GOAL:
Write the records out again exactly, leaving no images in.

— BEGIN SUPPLIED RECORDS —

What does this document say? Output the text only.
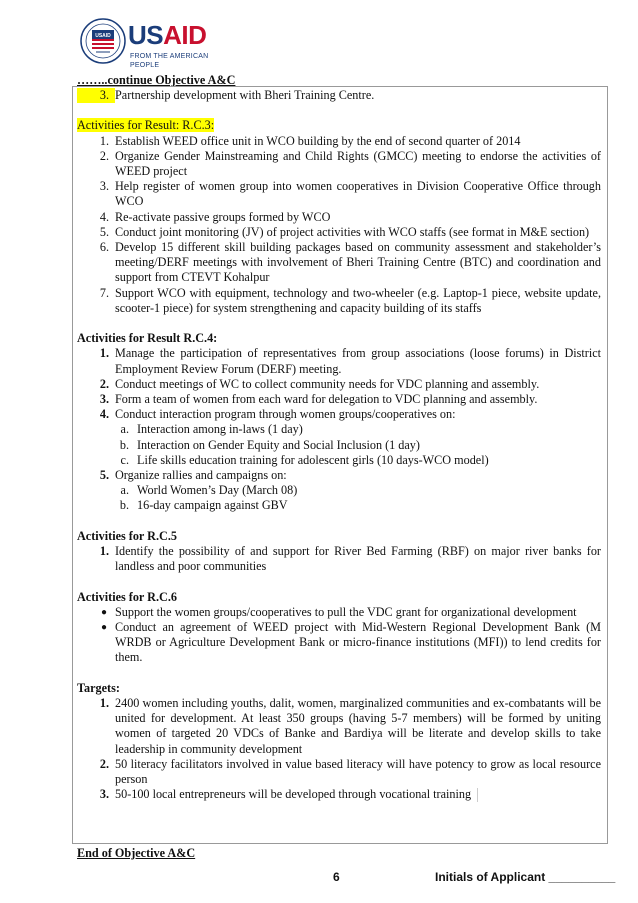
USAID USAID
FROM THE AMERICAN PEOPLE
……..continue Objective A&C
3. Partnership development with Bheri Training Centre.
Activities for Result: R.C.3:
1. Establish WEED office unit in WCO building by the end of second quarter of 2014
2. Organize Gender Mainstreaming and Child Rights (GMCC) meeting to endorse the activities of WEED project
3. Help register of women group into women cooperatives in Division Cooperative Office through WCO
4. Re-activate passive groups formed by WCO
5. Conduct joint monitoring (JV) of project activities with WCO staffs (see format in M&E section)
6. Develop 15 different skill building packages based on community assessment and stakeholder’s meeting/DERF meetings with involvement of Bheri Training Centre (BTC) and coordination and support from CTEVT Kohalpur
7. Support WCO with equipment, technology and two-wheeler (e.g. Laptop-1 piece, website update, scooter-1 piece) for system strengthening and capacity building of its staffs
Activities for Result R.C.4:
1. Manage the participation of representatives from group associations (loose forums) in District Employment Review Forum (DERF) meeting.
2. Conduct meetings of WC to collect community needs for VDC planning and assembly.
3. Form a team of women from each ward for delegation to VDC planning and assembly.
4. Conduct interaction program through women groups/cooperatives on:
a. Interaction among in-laws (1 day)
b. Interaction on Gender Equity and Social Inclusion (1 day)
c. Life skills education training for adolescent girls (10 days-WCO model)
5. Organize rallies and campaigns on:
a. World Women’s Day (March 08)
b. 16-day campaign against GBV
Activities for R.C.5
1. Identify the possibility of and support for River Bed Farming (RBF) on major river banks for landless and poor communities
Activities for R.C.6
● Support the women groups/cooperatives to pull the VDC grant for organizational development
● Conduct an agreement of WEED project with Mid-Western Regional Development Bank (M WRDB or Agriculture Development Bank or micro-finance institutions (MFI)) to lend credits for them.
Targets:
1. 2400 women including youths, dalit, women, marginalized communities and ex-combatants will be united for development. At least 350 groups (having 5-7 members) will be formed by uniting women of targeted 20 VDCs of Banke and Bardiya will be literate and develop skills to take leadership in community development
2. 50 literacy facilitators involved in value based literacy will have potency to grow as local resource person
3. 50-100 local entrepreneurs will be developed through vocational training
End of Objective A&C
6	Initials of Applicant __________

— END SUPPLIED RECORDS —

FULL ANSWER:
What does this document say? Output the text only.
USAID USAID
FROM THE AMERICAN PEOPLE
……..continue Objective A&C
3. Partnership development with Bheri Training Centre.
Activities for Result: R.C.3:
1. Establish WEED office unit in WCO building by the end of second quarter of 2014
2. Organize Gender Mainstreaming and Child Rights (GMCC) meeting to endorse the activities of WEED project
3. Help register of women group into women cooperatives in Division Cooperative Office through WCO
4. Re-activate passive groups formed by WCO
5. Conduct joint monitoring (JV) of project activities with WCO staffs (see format in M&E section)
6. Develop 15 different skill building packages based on community assessment and stakeholder’s meeting/DERF meetings with involvement of Bheri Training Centre (BTC) and coordination and support from CTEVT Kohalpur
7. Support WCO with equipment, technology and two-wheeler (e.g. Laptop-1 piece, website update, scooter-1 piece) for system strengthening and capacity building of its staffs
Activities for Result R.C.4:
1. Manage the participation of representatives from group associations (loose forums) in District Employment Review Forum (DERF) meeting.
2. Conduct meetings of WC to collect community needs for VDC planning and assembly.
3. Form a team of women from each ward for delegation to VDC planning and assembly.
4. Conduct interaction program through women groups/cooperatives on:
a. Interaction among in-laws (1 day)
b. Interaction on Gender Equity and Social Inclusion (1 day)
c. Life skills education training for adolescent girls (10 days-WCO model)
5. Organize rallies and campaigns on:
a. World Women’s Day (March 08)
b. 16-day campaign against GBV
Activities for R.C.5
1. Identify the possibility of and support for River Bed Farming (RBF) on major river banks for landless and poor communities
Activities for R.C.6
● Support the women groups/cooperatives to pull the VDC grant for organizational development
● Conduct an agreement of WEED project with Mid-Western Regional Development Bank (M WRDB or Agriculture Development Bank or micro-finance institutions (MFI)) to lend credits for them.
Targets:
1. 2400 women including youths, dalit, women, marginalized communities and ex-combatants will be united for development. At least 350 groups (having 5-7 members) will be formed by uniting women of targeted 20 VDCs of Banke and Bardiya will be literate and develop skills to take leadership in community development
2. 50 literacy facilitators involved in value based literacy will have potency to grow as local resource person
3. 50-100 local entrepreneurs will be developed through vocational training
End of Objective A&C
6	Initials of Applicant __________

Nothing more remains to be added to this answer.